Restate each line of the listing exactly, without carrying over any pictures.

-- START Records provided --

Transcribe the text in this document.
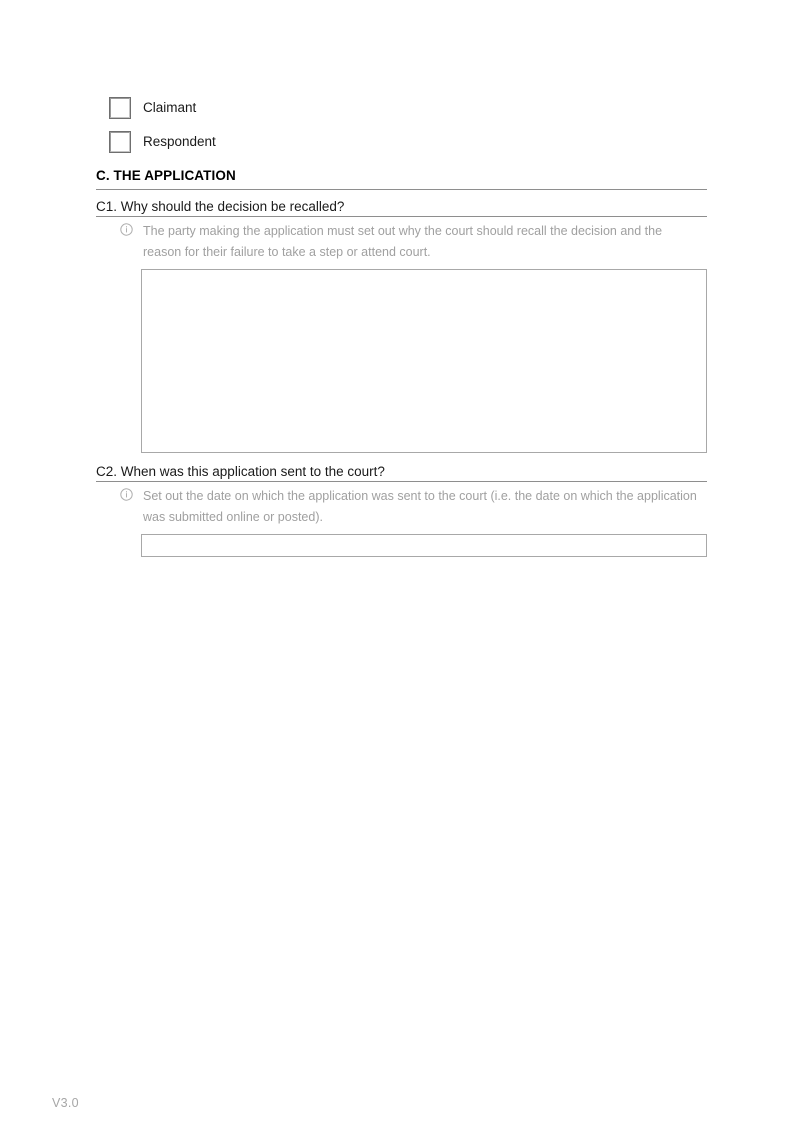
Claimant
Respondent
C. THE APPLICATION
C1. Why should the decision be recalled?
The party making the application must set out why the court should recall the decision and the reason for their failure to take a step or attend court.
C2. When was this application sent to the court?
Set out the date on which the application was sent to the court (i.e. the date on which the application was submitted online or posted).
V3.0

-- END Records provided --

◆ **Result**:
Transcribe the text in this document.
Claimant
Respondent
C. THE APPLICATION
C1. Why should the decision be recalled?
The party making the application must set out why the court should recall the decision and the reason for their failure to take a step or attend court.
C2. When was this application sent to the court?
Set out the date on which the application was sent to the court (i.e. the date on which the application was submitted online or posted).
V3.0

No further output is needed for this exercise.